### EXERCISE OBJECTIVE
Reproduce all of the data exactly.

### RECORDS

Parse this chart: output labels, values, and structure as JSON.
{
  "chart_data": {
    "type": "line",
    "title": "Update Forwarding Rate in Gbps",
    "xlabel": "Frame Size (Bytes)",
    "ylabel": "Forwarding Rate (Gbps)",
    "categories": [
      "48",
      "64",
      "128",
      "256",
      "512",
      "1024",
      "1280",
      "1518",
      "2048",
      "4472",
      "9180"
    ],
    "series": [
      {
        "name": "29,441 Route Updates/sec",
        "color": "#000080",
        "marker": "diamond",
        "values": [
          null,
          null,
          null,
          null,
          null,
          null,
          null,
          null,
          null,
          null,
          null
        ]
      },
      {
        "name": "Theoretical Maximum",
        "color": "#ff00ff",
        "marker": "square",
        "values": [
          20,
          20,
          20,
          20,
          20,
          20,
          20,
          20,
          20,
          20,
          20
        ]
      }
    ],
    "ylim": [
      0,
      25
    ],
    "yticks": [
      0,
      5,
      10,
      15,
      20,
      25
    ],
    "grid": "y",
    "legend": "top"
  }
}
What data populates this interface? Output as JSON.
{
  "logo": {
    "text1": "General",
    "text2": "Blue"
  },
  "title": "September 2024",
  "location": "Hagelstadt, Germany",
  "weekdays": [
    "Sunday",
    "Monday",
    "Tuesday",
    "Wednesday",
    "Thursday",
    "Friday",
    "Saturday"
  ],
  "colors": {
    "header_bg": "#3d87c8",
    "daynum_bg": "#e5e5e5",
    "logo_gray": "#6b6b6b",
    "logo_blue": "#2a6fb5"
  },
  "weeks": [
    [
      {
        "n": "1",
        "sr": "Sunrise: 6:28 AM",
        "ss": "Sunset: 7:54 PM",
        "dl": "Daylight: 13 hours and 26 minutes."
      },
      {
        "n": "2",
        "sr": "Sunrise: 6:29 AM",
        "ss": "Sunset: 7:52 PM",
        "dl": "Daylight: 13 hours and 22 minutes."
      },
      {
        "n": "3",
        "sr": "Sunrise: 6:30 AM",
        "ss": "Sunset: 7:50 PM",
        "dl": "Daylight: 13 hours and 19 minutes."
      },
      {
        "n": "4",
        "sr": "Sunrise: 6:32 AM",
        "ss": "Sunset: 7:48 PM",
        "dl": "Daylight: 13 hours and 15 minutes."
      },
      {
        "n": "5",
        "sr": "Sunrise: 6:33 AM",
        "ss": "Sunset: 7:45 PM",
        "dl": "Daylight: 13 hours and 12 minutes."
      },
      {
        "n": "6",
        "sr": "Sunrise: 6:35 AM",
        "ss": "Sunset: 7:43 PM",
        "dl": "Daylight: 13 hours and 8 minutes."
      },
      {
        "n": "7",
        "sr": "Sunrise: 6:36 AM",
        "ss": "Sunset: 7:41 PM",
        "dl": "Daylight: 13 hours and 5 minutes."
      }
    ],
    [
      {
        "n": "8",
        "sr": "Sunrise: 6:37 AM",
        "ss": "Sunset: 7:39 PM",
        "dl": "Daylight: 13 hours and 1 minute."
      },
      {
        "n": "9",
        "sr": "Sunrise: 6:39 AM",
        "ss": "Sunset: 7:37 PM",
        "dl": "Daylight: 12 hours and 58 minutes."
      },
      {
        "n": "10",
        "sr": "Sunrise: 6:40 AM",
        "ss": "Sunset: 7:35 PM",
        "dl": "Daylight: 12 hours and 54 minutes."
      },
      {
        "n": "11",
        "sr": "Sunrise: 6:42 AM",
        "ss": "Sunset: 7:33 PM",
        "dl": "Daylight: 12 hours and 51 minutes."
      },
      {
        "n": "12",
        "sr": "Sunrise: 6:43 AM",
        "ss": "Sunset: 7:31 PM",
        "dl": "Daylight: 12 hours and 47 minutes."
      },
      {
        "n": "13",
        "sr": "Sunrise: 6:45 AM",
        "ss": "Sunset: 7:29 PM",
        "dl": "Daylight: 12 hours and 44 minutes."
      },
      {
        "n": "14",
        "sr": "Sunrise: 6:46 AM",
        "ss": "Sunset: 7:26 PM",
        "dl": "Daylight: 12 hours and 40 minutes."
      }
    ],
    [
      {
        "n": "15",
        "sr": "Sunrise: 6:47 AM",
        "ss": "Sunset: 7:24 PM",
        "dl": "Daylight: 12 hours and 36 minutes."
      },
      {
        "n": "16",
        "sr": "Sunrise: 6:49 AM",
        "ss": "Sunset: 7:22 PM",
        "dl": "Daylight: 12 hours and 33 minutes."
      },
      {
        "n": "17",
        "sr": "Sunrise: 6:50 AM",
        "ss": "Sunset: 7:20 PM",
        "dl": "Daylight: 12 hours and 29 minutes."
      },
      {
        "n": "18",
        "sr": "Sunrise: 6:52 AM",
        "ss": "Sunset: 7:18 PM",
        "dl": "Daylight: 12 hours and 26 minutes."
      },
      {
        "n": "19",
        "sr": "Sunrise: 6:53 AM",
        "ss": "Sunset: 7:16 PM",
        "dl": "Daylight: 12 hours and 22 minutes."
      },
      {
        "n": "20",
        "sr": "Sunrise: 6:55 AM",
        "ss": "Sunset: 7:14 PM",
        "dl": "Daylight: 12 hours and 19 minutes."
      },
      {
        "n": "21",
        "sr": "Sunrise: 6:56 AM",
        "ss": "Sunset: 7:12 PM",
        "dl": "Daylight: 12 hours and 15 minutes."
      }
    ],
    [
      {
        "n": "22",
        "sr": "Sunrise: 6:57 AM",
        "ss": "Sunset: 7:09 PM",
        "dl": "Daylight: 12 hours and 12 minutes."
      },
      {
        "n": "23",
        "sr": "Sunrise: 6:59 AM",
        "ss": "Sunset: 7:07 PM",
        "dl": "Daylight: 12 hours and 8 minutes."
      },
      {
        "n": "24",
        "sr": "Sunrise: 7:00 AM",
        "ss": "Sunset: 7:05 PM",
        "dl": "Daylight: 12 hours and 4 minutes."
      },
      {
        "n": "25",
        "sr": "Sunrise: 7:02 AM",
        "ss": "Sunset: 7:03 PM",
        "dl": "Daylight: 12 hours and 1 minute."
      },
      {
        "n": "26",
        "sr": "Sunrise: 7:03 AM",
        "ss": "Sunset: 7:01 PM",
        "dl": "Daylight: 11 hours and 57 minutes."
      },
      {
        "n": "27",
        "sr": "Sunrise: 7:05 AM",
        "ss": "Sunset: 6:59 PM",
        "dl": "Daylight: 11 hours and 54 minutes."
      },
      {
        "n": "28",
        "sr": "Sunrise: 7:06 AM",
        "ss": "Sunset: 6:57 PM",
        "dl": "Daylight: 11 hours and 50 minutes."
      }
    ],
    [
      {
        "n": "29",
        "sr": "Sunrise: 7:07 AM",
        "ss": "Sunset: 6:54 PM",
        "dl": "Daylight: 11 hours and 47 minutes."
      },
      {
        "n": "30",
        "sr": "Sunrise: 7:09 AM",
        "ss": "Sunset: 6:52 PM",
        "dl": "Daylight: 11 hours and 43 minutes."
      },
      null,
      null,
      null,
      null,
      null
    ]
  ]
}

### EXERCISE RESULT
Parse this chart: output labels, values, and structure as JSON.
{
  "chart_data": {
    "type": "line",
    "title": "Update Forwarding Rate in Gbps",
    "xlabel": "Frame Size (Bytes)",
    "ylabel": "Forwarding Rate (Gbps)",
    "categories": [
      "48",
      "64",
      "128",
      "256",
      "512",
      "1024",
      "1280",
      "1518",
      "2048",
      "4472",
      "9180"
    ],
    "series": [
      {
        "name": "29,441 Route Updates/sec",
        "color": "#000080",
        "marker": "diamond",
        "values": [
          null,
          null,
          null,
          null,
          null,
          null,
          null,
          null,
          null,
          null,
          null
        ]
      },
      {
        "name": "Theoretical Maximum",
        "color": "#ff00ff",
        "marker": "square",
        "values": [
          20,
          20,
          20,
          20,
          20,
          20,
          20,
          20,
          20,
          20,
          20
        ]
      }
    ],
    "ylim": [
      0,
      25
    ],
    "yticks": [
      0,
      5,
      10,
      15,
      20,
      25
    ],
    "grid": "y",
    "legend": "top"
  }
}
What data populates this interface? Output as JSON.
{
  "logo": {
    "text1": "General",
    "text2": "Blue"
  },
  "title": "September 2024",
  "location": "Hagelstadt, Germany",
  "weekdays": [
    "Sunday",
    "Monday",
    "Tuesday",
    "Wednesday",
    "Thursday",
    "Friday",
    "Saturday"
  ],
  "colors": {
    "header_bg": "#3d87c8",
    "daynum_bg": "#e5e5e5",
    "logo_gray": "#6b6b6b",
    "logo_blue": "#2a6fb5"
  },
  "weeks": [
    [
      {
        "n": "1",
        "sr": "Sunrise: 6:28 AM",
        "ss": "Sunset: 7:54 PM",
        "dl": "Daylight: 13 hours and 26 minutes."
      },
      {
        "n": "2",
        "sr": "Sunrise: 6:29 AM",
        "ss": "Sunset: 7:52 PM",
        "dl": "Daylight: 13 hours and 22 minutes."
      },
      {
        "n": "3",
        "sr": "Sunrise: 6:30 AM",
        "ss": "Sunset: 7:50 PM",
        "dl": "Daylight: 13 hours and 19 minutes."
      },
      {
        "n": "4",
        "sr": "Sunrise: 6:32 AM",
        "ss": "Sunset: 7:48 PM",
        "dl": "Daylight: 13 hours and 15 minutes."
      },
      {
        "n": "5",
        "sr": "Sunrise: 6:33 AM",
        "ss": "Sunset: 7:45 PM",
        "dl": "Daylight: 13 hours and 12 minutes."
      },
      {
        "n": "6",
        "sr": "Sunrise: 6:35 AM",
        "ss": "Sunset: 7:43 PM",
        "dl": "Daylight: 13 hours and 8 minutes."
      },
      {
        "n": "7",
        "sr": "Sunrise: 6:36 AM",
        "ss": "Sunset: 7:41 PM",
        "dl": "Daylight: 13 hours and 5 minutes."
      }
    ],
    [
      {
        "n": "8",
        "sr": "Sunrise: 6:37 AM",
        "ss": "Sunset: 7:39 PM",
        "dl": "Daylight: 13 hours and 1 minute."
      },
      {
        "n": "9",
        "sr": "Sunrise: 6:39 AM",
        "ss": "Sunset: 7:37 PM",
        "dl": "Daylight: 12 hours and 58 minutes."
      },
      {
        "n": "10",
        "sr": "Sunrise: 6:40 AM",
        "ss": "Sunset: 7:35 PM",
        "dl": "Daylight: 12 hours and 54 minutes."
      },
      {
        "n": "11",
        "sr": "Sunrise: 6:42 AM",
        "ss": "Sunset: 7:33 PM",
        "dl": "Daylight: 12 hours and 51 minutes."
      },
      {
        "n": "12",
        "sr": "Sunrise: 6:43 AM",
        "ss": "Sunset: 7:31 PM",
        "dl": "Daylight: 12 hours and 47 minutes."
      },
      {
        "n": "13",
        "sr": "Sunrise: 6:45 AM",
        "ss": "Sunset: 7:29 PM",
        "dl": "Daylight: 12 hours and 44 minutes."
      },
      {
        "n": "14",
        "sr": "Sunrise: 6:46 AM",
        "ss": "Sunset: 7:26 PM",
        "dl": "Daylight: 12 hours and 40 minutes."
      }
    ],
    [
      {
        "n": "15",
        "sr": "Sunrise: 6:47 AM",
        "ss": "Sunset: 7:24 PM",
        "dl": "Daylight: 12 hours and 36 minutes."
      },
      {
        "n": "16",
        "sr": "Sunrise: 6:49 AM",
        "ss": "Sunset: 7:22 PM",
        "dl": "Daylight: 12 hours and 33 minutes."
      },
      {
        "n": "17",
        "sr": "Sunrise: 6:50 AM",
        "ss": "Sunset: 7:20 PM",
        "dl": "Daylight: 12 hours and 29 minutes."
      },
      {
        "n": "18",
        "sr": "Sunrise: 6:52 AM",
        "ss": "Sunset: 7:18 PM",
        "dl": "Daylight: 12 hours and 26 minutes."
      },
      {
        "n": "19",
        "sr": "Sunrise: 6:53 AM",
        "ss": "Sunset: 7:16 PM",
        "dl": "Daylight: 12 hours and 22 minutes."
      },
      {
        "n": "20",
        "sr": "Sunrise: 6:55 AM",
        "ss": "Sunset: 7:14 PM",
        "dl": "Daylight: 12 hours and 19 minutes."
      },
      {
        "n": "21",
        "sr": "Sunrise: 6:56 AM",
        "ss": "Sunset: 7:12 PM",
        "dl": "Daylight: 12 hours and 15 minutes."
      }
    ],
    [
      {
        "n": "22",
        "sr": "Sunrise: 6:57 AM",
        "ss": "Sunset: 7:09 PM",
        "dl": "Daylight: 12 hours and 12 minutes."
      },
      {
        "n": "23",
        "sr": "Sunrise: 6:59 AM",
        "ss": "Sunset: 7:07 PM",
        "dl": "Daylight: 12 hours and 8 minutes."
      },
      {
        "n": "24",
        "sr": "Sunrise: 7:00 AM",
        "ss": "Sunset: 7:05 PM",
        "dl": "Daylight: 12 hours and 4 minutes."
      },
      {
        "n": "25",
        "sr": "Sunrise: 7:02 AM",
        "ss": "Sunset: 7:03 PM",
        "dl": "Daylight: 12 hours and 1 minute."
      },
      {
        "n": "26",
        "sr": "Sunrise: 7:03 AM",
        "ss": "Sunset: 7:01 PM",
        "dl": "Daylight: 11 hours and 57 minutes."
      },
      {
        "n": "27",
        "sr": "Sunrise: 7:05 AM",
        "ss": "Sunset: 6:59 PM",
        "dl": "Daylight: 11 hours and 54 minutes."
      },
      {
        "n": "28",
        "sr": "Sunrise: 7:06 AM",
        "ss": "Sunset: 6:57 PM",
        "dl": "Daylight: 11 hours and 50 minutes."
      }
    ],
    [
      {
        "n": "29",
        "sr": "Sunrise: 7:07 AM",
        "ss": "Sunset: 6:54 PM",
        "dl": "Daylight: 11 hours and 47 minutes."
      },
      {
        "n": "30",
        "sr": "Sunrise: 7:09 AM",
        "ss": "Sunset: 6:52 PM",
        "dl": "Daylight: 11 hours and 43 minutes."
      },
      null,
      null,
      null,
      null,
      null
    ]
  ]
}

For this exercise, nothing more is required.